Items listed in a dataset

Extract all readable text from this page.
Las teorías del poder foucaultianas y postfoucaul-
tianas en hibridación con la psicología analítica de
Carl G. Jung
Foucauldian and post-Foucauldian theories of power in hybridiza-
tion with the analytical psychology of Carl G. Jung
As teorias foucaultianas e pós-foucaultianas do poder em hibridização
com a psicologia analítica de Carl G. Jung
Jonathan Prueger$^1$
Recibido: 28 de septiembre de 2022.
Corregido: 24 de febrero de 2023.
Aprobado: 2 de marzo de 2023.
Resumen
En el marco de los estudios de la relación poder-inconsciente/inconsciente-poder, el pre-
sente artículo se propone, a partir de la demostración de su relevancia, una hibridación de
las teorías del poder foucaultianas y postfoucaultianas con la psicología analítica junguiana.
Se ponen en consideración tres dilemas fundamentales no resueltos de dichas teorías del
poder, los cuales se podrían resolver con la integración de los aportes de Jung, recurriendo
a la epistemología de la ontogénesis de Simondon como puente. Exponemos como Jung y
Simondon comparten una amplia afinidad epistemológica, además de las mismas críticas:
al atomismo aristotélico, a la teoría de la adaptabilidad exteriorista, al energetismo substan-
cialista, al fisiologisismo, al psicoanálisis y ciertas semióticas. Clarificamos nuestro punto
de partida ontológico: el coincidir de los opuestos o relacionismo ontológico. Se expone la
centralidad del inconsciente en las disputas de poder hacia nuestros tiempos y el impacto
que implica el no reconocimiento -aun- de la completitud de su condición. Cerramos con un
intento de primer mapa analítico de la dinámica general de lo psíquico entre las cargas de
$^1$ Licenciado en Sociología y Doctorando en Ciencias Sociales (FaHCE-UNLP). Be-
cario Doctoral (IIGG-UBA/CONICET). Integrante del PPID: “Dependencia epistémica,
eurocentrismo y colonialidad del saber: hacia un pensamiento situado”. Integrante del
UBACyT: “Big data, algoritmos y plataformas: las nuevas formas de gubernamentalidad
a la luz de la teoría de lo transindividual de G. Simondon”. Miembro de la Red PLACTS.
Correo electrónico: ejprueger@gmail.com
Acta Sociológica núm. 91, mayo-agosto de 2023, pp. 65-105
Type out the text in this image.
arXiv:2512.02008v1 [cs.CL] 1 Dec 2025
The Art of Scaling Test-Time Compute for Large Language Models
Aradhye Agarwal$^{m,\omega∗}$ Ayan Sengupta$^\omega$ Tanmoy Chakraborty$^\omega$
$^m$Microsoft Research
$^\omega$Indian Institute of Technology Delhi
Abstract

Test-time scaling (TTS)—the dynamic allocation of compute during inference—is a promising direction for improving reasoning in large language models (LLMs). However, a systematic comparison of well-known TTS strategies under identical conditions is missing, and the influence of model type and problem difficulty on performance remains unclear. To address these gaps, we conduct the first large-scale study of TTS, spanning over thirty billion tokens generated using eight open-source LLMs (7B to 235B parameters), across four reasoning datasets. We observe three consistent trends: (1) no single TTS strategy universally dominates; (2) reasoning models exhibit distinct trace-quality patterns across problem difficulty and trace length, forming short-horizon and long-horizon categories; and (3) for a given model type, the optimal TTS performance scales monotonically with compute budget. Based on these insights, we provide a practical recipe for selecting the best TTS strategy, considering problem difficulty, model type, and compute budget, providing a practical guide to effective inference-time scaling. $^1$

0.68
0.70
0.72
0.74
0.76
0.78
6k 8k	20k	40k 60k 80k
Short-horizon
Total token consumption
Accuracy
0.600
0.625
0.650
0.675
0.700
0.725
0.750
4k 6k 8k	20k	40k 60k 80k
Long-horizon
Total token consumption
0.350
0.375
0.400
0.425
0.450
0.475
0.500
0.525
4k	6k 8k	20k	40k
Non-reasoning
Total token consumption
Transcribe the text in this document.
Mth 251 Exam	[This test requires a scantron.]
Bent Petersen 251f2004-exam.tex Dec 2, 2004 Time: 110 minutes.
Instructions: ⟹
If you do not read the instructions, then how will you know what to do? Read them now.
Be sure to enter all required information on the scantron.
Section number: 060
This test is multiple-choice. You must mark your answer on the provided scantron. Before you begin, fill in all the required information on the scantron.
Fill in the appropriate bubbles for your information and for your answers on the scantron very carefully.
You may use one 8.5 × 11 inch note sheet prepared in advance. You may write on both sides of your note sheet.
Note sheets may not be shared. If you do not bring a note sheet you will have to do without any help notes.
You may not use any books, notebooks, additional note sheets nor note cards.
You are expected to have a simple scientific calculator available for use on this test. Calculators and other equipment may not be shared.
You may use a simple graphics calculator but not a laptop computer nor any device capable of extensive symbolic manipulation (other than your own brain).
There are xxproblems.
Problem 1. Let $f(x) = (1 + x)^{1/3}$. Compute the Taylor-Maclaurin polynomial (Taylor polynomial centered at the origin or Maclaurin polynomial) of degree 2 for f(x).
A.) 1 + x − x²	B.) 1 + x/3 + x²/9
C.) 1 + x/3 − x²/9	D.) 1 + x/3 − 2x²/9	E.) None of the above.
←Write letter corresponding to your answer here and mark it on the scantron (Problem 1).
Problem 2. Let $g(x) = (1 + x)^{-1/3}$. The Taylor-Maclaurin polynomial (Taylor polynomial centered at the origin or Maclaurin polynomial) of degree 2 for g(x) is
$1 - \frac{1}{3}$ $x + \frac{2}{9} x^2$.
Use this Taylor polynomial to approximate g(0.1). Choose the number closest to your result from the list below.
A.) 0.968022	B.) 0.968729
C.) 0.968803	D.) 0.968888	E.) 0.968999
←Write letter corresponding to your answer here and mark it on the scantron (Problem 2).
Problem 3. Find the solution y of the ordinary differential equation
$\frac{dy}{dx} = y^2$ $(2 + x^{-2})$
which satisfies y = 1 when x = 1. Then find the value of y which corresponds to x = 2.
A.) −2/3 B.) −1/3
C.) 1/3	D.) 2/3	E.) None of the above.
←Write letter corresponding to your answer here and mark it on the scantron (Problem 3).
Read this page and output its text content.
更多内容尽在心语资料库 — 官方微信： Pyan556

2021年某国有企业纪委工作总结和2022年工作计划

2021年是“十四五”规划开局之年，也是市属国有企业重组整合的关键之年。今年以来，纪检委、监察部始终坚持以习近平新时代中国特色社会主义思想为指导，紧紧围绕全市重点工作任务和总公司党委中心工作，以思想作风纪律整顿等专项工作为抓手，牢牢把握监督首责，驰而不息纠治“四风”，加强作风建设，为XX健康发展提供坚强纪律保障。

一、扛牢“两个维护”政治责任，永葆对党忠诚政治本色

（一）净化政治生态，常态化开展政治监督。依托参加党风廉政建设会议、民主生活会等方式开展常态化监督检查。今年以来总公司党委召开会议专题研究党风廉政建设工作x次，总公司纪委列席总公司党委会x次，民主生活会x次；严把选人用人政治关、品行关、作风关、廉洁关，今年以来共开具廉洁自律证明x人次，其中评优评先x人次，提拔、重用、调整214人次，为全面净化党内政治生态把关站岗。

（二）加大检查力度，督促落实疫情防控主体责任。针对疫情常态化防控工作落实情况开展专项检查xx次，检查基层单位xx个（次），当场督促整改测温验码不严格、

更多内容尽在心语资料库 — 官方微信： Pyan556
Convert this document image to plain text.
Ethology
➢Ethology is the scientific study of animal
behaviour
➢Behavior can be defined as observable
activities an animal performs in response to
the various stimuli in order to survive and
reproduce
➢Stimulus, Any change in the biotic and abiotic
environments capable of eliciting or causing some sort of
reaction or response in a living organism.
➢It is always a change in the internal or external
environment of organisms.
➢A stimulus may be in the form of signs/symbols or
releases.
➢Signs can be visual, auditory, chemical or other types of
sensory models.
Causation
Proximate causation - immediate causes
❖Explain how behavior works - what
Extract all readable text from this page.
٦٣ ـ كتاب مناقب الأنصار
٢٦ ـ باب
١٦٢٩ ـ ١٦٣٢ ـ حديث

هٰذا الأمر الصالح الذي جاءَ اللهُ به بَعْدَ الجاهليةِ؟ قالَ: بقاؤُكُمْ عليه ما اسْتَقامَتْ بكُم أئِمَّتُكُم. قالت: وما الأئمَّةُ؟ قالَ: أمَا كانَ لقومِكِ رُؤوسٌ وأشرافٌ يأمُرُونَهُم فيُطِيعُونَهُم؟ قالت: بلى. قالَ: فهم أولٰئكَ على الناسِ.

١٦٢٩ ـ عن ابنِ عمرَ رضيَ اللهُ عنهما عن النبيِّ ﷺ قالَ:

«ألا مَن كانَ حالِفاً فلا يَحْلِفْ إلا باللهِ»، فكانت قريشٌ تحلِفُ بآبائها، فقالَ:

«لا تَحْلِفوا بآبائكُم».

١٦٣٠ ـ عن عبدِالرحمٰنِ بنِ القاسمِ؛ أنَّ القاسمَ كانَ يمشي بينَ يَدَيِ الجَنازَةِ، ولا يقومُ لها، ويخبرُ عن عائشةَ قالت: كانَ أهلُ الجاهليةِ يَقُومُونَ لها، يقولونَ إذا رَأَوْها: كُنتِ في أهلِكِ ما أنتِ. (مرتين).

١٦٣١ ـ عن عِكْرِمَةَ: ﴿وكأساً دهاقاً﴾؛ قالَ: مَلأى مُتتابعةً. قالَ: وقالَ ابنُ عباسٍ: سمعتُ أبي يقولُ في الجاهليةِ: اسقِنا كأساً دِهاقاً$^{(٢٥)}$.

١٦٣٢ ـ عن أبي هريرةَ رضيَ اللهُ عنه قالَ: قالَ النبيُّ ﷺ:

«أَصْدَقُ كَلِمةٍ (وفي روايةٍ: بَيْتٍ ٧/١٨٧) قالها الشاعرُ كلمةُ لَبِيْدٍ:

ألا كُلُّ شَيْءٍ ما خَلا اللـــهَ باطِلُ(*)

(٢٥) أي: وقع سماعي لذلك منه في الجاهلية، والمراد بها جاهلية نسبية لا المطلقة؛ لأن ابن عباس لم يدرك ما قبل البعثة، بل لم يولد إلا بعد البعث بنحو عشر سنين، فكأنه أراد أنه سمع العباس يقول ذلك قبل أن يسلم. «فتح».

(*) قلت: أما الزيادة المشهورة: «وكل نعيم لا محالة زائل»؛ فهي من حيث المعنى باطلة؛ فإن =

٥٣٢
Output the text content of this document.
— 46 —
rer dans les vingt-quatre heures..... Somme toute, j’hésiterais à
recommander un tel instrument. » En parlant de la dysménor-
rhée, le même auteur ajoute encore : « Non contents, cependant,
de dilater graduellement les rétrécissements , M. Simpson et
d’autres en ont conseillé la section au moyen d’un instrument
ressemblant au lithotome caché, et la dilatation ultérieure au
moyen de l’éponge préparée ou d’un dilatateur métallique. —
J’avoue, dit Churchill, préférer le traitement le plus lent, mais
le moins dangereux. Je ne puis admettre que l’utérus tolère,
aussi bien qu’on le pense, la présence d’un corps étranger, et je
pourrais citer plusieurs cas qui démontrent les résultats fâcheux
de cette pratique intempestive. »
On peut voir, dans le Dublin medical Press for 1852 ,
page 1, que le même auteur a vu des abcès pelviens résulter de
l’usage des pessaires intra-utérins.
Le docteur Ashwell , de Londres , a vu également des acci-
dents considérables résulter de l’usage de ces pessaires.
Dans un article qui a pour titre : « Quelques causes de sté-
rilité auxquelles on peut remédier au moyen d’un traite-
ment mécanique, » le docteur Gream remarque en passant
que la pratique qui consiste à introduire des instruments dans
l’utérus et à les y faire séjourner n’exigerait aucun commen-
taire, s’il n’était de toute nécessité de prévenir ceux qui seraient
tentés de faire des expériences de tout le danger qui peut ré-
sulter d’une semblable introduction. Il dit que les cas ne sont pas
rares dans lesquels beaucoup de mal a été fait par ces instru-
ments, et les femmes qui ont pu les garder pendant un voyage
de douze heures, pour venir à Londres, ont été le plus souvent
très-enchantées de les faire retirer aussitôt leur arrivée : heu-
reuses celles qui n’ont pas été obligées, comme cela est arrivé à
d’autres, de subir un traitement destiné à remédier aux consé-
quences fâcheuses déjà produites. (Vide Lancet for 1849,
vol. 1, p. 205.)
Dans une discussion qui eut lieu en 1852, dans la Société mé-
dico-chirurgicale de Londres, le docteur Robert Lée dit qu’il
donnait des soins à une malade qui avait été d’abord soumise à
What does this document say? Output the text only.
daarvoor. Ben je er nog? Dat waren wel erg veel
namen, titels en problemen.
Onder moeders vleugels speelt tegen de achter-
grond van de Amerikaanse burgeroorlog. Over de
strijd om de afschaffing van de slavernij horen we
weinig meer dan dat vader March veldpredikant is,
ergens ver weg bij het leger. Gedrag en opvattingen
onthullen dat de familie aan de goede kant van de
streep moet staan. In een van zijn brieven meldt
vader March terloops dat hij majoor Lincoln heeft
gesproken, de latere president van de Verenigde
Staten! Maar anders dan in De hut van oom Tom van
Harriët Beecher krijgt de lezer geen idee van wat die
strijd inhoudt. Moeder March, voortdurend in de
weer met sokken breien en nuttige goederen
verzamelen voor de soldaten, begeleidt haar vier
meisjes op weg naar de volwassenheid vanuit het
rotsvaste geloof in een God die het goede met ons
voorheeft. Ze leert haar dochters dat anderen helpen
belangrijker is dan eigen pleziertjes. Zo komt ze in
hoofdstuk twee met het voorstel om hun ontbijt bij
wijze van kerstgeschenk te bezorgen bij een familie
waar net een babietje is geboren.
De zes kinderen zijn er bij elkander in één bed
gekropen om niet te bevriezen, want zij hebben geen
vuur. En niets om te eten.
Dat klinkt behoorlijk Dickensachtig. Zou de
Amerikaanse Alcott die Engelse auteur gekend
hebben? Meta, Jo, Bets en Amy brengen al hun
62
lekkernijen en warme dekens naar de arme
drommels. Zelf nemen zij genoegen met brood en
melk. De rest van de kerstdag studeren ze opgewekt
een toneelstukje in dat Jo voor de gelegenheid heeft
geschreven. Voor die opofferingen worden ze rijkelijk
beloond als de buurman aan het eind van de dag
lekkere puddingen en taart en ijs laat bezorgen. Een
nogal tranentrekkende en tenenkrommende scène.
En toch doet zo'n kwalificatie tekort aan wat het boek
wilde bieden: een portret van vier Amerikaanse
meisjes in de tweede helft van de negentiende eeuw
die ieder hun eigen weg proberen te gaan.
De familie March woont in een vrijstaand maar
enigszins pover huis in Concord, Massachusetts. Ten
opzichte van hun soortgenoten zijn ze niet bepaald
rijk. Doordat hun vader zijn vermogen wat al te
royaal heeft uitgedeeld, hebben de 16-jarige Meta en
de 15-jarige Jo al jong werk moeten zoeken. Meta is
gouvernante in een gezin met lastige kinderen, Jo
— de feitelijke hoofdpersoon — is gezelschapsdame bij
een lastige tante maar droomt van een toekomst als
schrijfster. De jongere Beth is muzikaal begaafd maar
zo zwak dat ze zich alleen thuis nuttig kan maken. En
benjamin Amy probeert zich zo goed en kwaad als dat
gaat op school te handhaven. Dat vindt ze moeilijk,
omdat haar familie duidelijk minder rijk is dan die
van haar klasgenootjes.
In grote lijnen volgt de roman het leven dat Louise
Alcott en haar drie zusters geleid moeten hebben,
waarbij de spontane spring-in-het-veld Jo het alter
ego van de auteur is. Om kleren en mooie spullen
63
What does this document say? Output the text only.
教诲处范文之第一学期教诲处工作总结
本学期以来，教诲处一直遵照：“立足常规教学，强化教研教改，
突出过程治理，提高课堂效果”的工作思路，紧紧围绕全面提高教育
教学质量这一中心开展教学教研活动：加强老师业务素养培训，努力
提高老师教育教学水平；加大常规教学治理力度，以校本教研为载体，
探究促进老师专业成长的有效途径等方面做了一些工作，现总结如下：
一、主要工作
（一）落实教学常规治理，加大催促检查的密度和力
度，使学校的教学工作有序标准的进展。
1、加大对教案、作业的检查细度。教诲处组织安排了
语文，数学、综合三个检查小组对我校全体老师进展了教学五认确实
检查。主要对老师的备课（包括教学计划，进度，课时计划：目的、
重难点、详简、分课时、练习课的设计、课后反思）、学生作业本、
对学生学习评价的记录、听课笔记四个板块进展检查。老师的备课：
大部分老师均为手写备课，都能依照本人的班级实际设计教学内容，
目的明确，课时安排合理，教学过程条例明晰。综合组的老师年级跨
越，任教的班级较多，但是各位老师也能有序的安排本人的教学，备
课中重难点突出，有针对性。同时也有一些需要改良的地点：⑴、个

• _EXERCISE DETAILS_
Count how many lines hold the string "Carl" and give that number alone.

• _TASK OUTPUT_
3